EXERCISE TASK. Reproduce each line that includes the word "поверителем".

MATERIAL PROVIDED.
+--
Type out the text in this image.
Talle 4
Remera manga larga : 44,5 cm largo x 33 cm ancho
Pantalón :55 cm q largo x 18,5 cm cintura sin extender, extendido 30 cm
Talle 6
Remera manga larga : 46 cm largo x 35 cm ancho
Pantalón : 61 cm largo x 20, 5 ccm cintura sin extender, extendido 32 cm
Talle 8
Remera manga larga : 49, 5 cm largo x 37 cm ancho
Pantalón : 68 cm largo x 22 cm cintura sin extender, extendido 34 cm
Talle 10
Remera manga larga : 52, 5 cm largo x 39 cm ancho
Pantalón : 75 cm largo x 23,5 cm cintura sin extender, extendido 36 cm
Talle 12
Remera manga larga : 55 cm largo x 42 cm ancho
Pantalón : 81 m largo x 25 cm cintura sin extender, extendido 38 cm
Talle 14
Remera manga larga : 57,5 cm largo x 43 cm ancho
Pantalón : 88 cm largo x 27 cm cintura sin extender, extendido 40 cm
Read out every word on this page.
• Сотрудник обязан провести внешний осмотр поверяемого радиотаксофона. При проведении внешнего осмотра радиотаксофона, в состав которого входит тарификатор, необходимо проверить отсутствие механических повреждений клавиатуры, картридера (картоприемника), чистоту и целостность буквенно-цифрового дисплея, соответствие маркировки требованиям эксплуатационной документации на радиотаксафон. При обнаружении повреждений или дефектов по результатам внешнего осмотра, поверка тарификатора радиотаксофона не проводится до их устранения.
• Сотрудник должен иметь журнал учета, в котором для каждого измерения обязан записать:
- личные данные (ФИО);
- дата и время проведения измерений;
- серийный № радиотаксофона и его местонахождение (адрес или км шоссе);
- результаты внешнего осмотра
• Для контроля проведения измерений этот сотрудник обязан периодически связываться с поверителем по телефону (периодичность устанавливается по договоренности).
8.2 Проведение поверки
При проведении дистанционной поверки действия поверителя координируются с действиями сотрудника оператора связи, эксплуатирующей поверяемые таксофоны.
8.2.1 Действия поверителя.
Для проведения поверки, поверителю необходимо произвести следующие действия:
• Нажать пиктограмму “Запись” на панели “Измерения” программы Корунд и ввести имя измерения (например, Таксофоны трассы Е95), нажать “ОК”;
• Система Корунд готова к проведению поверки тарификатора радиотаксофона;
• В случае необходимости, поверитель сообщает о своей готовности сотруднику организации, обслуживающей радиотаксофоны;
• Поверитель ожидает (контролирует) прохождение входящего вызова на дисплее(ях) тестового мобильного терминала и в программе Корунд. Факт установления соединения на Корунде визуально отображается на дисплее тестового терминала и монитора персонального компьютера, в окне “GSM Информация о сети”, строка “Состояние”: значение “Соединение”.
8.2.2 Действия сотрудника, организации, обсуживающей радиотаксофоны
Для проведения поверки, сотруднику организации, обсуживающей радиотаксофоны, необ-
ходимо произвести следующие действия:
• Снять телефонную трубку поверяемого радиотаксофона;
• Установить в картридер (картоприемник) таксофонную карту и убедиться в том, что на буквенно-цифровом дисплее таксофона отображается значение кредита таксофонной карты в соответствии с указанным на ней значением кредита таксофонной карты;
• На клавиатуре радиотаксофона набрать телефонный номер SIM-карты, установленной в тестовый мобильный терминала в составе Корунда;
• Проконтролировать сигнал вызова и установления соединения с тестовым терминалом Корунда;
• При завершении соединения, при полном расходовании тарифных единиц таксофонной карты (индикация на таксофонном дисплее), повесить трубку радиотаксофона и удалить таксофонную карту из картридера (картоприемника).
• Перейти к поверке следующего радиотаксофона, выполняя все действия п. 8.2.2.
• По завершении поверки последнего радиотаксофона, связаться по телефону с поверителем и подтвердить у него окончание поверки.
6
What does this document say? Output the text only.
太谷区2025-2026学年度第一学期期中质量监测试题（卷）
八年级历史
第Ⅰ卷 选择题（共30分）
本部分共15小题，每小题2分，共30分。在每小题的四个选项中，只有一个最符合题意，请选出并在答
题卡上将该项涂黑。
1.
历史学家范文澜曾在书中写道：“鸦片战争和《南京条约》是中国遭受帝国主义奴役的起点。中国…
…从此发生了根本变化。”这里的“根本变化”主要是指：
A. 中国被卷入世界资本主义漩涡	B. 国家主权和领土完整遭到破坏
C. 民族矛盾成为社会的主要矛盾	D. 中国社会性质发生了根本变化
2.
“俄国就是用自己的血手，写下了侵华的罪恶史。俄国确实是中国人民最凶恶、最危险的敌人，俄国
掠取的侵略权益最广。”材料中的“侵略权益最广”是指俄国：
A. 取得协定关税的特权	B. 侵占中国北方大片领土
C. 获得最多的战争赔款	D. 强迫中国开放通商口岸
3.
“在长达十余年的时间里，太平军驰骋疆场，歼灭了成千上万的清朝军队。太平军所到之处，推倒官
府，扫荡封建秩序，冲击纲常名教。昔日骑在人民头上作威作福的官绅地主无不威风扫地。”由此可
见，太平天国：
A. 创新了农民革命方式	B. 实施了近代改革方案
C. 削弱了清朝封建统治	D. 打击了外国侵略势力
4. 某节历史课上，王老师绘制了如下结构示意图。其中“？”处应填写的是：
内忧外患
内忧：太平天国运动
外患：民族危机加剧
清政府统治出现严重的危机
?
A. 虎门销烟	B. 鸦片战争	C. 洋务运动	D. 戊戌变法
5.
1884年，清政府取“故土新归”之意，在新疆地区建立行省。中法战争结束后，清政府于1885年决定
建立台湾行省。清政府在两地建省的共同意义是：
+--
ANSWER.
• Для контроля проведения измерений этот сотрудник обязан периодически связываться с поверителем по телефону (периодичность устанавливается по договоренности).
• По завершении поверки последнего радиотаксофона, связаться по телефону с поверителем и подтвердить у него окончание поверки.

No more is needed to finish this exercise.